----- Records supplied

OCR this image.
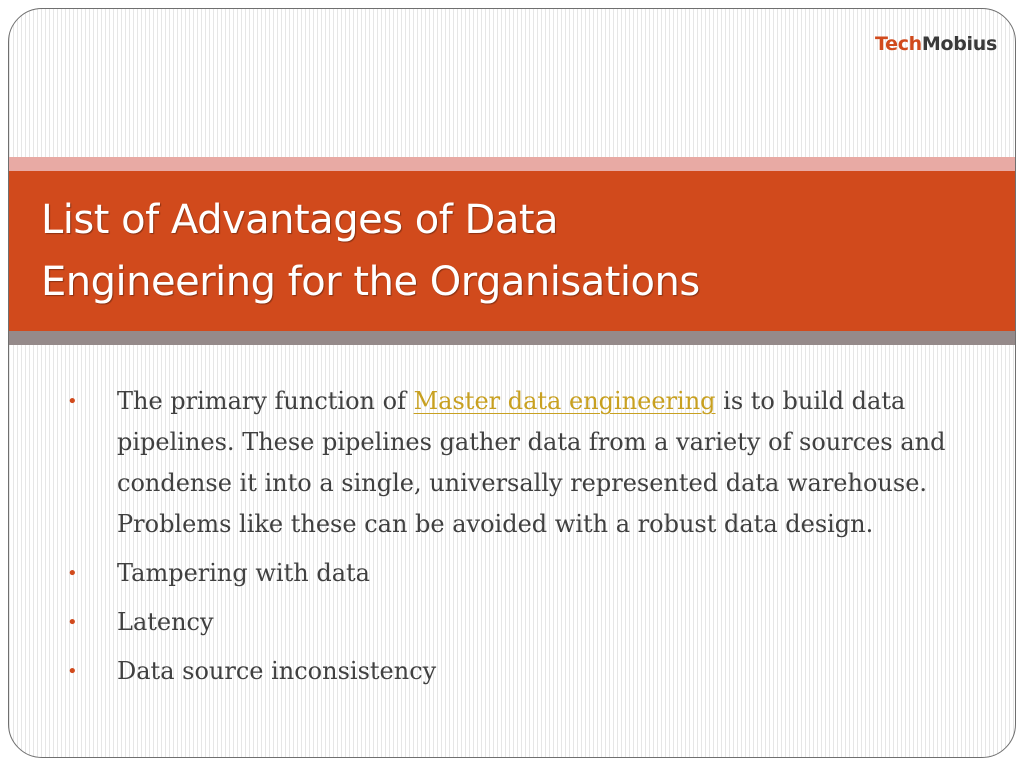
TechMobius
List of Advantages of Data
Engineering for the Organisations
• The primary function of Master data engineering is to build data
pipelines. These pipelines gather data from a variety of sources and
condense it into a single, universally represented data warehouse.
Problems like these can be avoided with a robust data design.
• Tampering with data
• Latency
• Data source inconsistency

----------

Exercise task:
Which lines of the data include "with"? Copy each of them.

Output for this exercise:
Problems like these can be avoided with a robust data design.
• Tampering with data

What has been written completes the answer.